# Silly question...Premade handles



## Mike Davis (Nov 15, 2011)

I have been searching the interwebs but i find nothing concerning premade d handles.I just want one for reference so i can make some custom ones. any ideas folks?


----------



## JohnnyChance (Nov 15, 2011)

Bam!

You could also ask some of the guys here who do rehandle work. I'm sure they have some old ones laying around. Or next time they replace one, save it for you before it hits the garbage.


----------



## Dave Martell (Nov 15, 2011)

Good idea Johnny! 

Mike, I've got a few used ones to chose from. Shoot me your address and what size you'd like to see and I'll hook you up.


----------



## mhenry (Nov 15, 2011)

Mike, I have a 5 gallon bucket full of scrap handles


----------



## Andrew H (Nov 15, 2011)

mhenry said:


> Mike, I have a 5 gallon bucket full of scrap handles


 
Yeah, "scrap" handles. :lol2:


----------



## Mike Davis (Nov 15, 2011)

**INSTRUCTION**.
Continue the forum thread about premade handles above, starting with the post under its final header.

**MATERIAL PROVIDED**.
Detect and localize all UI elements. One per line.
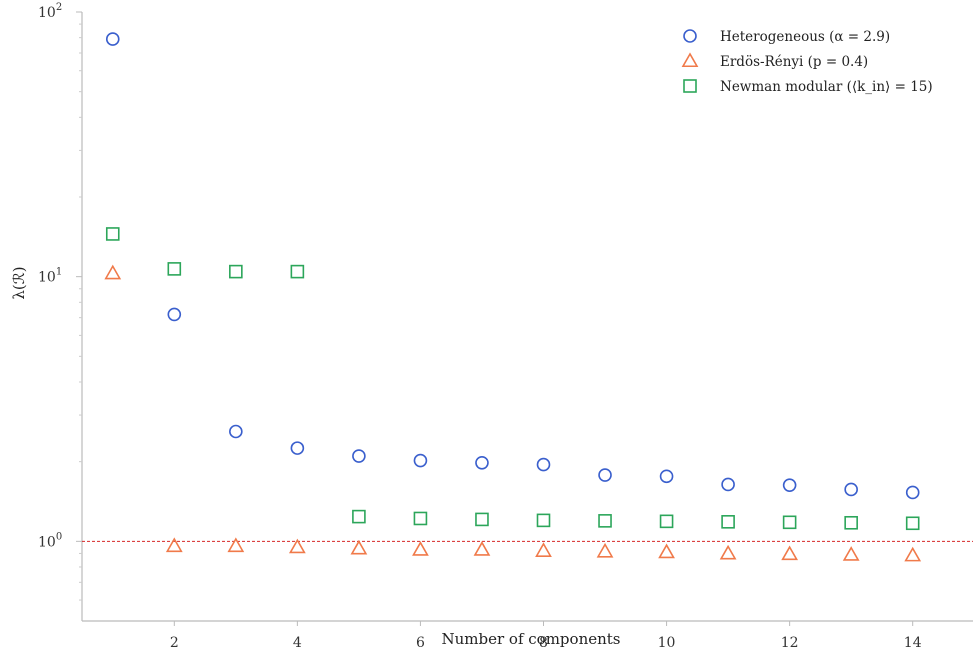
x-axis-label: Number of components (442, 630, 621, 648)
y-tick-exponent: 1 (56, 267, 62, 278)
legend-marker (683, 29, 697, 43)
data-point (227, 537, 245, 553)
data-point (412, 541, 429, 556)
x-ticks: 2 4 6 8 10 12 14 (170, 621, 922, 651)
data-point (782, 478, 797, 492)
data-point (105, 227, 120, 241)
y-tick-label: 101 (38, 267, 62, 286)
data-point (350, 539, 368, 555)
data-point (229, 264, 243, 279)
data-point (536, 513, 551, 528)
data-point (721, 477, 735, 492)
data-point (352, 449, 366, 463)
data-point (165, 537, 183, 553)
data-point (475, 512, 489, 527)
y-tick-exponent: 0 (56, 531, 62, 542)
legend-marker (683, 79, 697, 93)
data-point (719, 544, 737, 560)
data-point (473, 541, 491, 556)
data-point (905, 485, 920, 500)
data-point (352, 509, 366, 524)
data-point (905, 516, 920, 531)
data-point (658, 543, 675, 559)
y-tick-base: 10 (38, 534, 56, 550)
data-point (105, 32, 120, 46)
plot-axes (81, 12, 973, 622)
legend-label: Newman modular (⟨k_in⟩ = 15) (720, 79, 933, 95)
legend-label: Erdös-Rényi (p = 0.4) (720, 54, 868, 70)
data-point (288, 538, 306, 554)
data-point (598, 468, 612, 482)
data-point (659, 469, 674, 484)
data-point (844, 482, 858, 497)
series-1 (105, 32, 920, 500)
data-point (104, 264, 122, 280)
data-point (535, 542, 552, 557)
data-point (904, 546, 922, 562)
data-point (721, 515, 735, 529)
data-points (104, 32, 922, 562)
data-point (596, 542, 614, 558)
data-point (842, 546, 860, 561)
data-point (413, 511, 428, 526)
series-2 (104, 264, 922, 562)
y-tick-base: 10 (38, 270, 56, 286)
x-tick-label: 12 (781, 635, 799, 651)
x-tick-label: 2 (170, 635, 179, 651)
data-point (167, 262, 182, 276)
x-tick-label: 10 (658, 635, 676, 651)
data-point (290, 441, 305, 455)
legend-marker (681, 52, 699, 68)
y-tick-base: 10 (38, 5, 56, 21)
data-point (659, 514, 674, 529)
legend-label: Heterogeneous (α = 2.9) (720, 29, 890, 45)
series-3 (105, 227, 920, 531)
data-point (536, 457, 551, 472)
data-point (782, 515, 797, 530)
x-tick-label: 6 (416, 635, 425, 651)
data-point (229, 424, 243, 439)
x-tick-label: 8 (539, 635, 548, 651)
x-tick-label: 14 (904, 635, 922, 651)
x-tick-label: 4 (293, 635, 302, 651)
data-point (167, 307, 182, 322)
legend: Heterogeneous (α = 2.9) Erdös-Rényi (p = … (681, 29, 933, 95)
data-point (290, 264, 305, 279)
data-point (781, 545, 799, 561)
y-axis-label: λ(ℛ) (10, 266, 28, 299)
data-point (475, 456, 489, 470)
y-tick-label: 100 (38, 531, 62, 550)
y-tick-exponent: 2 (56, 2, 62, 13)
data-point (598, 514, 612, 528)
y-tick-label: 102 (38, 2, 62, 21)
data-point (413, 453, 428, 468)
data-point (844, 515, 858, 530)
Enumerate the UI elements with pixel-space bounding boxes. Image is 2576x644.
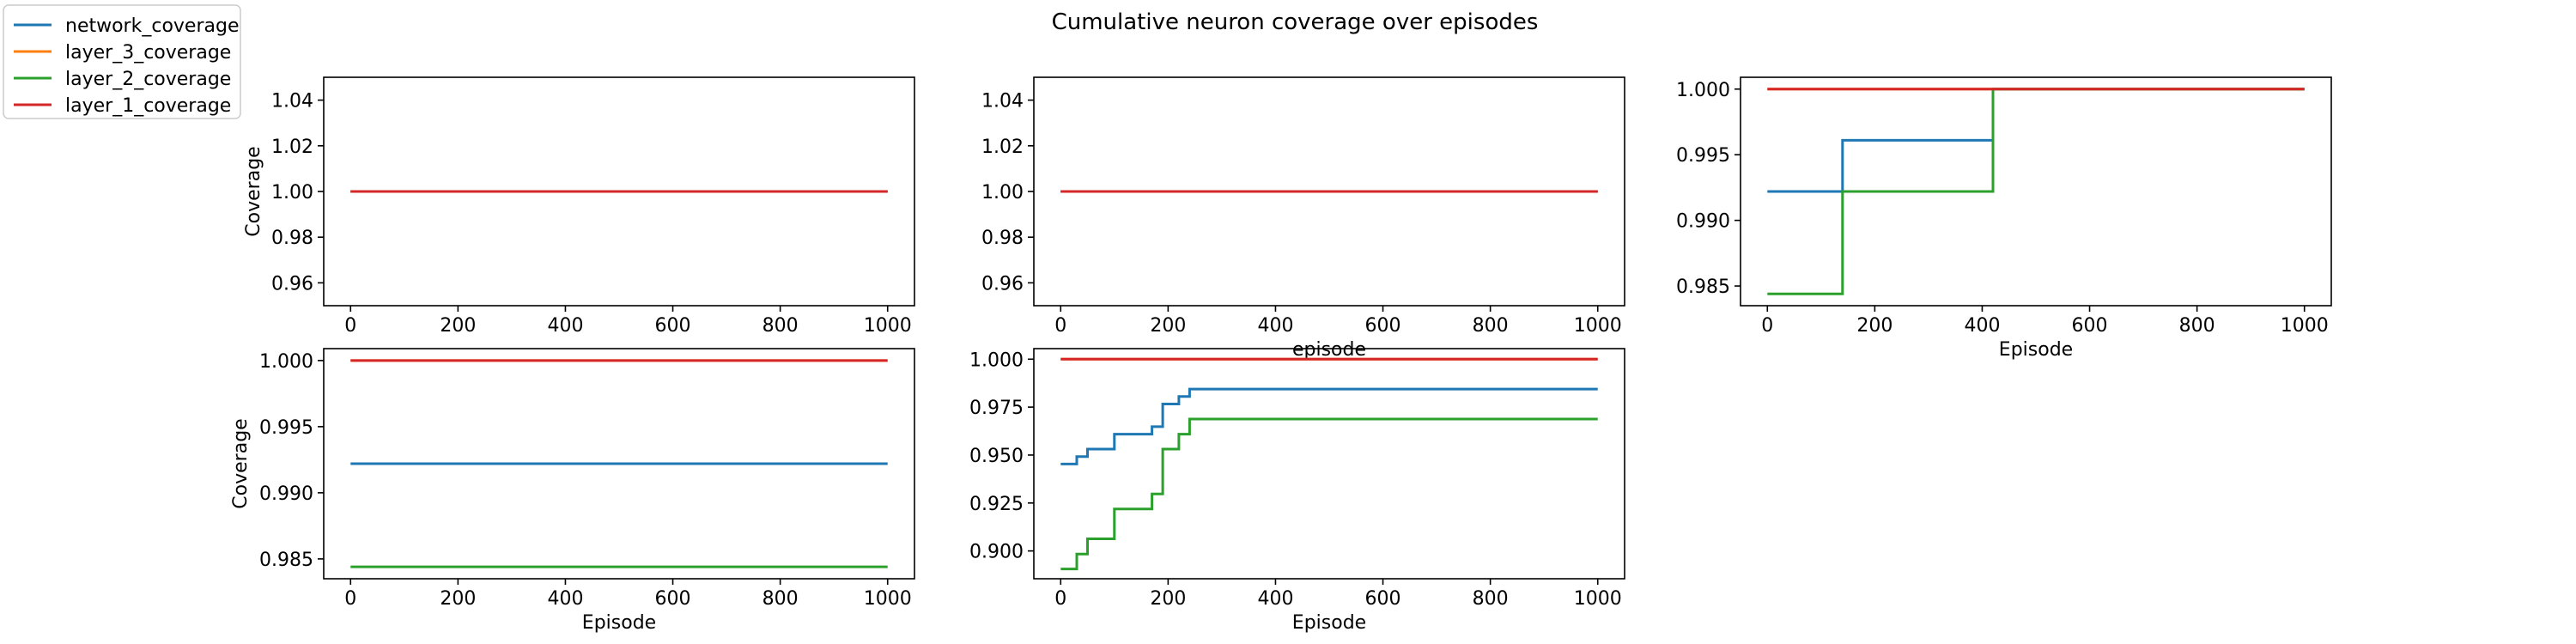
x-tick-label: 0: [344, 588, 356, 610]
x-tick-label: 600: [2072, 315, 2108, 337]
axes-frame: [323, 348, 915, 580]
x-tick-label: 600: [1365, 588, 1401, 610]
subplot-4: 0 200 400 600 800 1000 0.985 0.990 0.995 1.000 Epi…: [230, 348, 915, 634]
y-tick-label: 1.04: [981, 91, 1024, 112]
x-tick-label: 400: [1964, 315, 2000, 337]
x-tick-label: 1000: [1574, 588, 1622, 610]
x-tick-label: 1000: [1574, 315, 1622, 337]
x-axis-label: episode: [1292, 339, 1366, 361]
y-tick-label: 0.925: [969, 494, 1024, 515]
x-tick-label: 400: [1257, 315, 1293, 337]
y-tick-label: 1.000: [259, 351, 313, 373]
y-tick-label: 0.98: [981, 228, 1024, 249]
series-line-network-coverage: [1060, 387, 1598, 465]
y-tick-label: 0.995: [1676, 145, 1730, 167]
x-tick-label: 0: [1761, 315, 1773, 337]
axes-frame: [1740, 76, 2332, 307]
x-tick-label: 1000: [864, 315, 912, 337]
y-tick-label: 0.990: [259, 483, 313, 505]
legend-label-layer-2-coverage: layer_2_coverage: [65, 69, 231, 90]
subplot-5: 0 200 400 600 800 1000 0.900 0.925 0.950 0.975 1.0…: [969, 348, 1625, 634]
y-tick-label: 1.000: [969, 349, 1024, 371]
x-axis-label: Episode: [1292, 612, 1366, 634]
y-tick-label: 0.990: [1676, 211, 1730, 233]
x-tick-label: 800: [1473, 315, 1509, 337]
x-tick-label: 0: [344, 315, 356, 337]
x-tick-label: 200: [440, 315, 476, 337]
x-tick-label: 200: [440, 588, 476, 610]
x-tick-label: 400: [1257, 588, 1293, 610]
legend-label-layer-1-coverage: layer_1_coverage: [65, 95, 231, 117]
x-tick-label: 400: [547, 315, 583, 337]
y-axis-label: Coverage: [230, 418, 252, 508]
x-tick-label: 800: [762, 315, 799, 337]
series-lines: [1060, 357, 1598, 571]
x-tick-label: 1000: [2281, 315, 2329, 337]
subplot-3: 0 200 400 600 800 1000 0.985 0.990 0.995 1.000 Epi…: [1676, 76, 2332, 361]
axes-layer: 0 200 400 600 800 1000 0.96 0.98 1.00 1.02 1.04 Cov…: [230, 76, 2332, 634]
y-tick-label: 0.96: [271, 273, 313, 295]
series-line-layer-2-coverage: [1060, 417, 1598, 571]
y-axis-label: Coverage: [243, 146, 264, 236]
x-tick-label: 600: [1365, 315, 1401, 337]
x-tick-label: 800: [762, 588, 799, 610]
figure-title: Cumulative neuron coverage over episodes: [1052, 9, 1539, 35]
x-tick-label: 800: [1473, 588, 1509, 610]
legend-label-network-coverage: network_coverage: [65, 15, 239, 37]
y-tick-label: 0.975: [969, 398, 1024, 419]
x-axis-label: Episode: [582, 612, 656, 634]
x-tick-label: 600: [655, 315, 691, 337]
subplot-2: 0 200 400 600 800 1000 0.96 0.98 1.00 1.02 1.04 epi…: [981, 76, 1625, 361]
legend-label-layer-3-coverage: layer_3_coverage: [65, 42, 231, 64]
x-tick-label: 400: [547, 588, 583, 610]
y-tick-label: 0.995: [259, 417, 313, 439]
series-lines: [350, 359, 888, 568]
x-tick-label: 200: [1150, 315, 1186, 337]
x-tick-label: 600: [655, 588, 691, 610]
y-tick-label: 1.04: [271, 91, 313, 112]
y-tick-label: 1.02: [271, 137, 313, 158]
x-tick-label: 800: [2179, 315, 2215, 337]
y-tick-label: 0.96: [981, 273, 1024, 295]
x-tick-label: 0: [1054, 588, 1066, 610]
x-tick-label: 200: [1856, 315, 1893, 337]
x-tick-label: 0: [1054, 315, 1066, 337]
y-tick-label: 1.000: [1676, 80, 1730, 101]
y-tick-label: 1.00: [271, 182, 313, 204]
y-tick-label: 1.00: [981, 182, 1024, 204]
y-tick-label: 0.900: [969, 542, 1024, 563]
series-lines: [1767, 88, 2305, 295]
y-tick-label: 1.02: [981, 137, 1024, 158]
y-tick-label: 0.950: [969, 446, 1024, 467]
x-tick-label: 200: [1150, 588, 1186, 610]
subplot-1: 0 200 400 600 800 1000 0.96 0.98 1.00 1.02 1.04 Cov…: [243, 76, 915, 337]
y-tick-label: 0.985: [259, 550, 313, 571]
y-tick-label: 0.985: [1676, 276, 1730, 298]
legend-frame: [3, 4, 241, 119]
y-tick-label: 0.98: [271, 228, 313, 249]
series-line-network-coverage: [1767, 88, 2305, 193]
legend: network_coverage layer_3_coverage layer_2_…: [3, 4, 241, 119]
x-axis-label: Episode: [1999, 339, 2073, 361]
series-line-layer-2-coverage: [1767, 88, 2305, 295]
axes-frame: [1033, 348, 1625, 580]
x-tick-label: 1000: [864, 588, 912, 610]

**FINAL RESULT**.
I think i just need to get a few....Maybe in the 130-150 range...I think after handling one, i would mind having a few in my kitchen, and maybe for future offerings. Not sure but i think a 140-150 is a standard 240 gyuto size? Not sure.....I have a 135 petty i made with a 130 handle on it...I like it quite well, but not sure if there is a standard....?


----------



## apicius9 (Nov 16, 2011)

I can't see any standard, huge differences between makers. But that's the fun of custom work, you can do whatever you and the customer agree on. I have my own personal rules of thumb, but there is quite a bit of flexibility. I find the really small knives to be the most difficult to match a handle to, around 145mm for a 240 and maybe a little longer for a 270 sounds about right in most cases.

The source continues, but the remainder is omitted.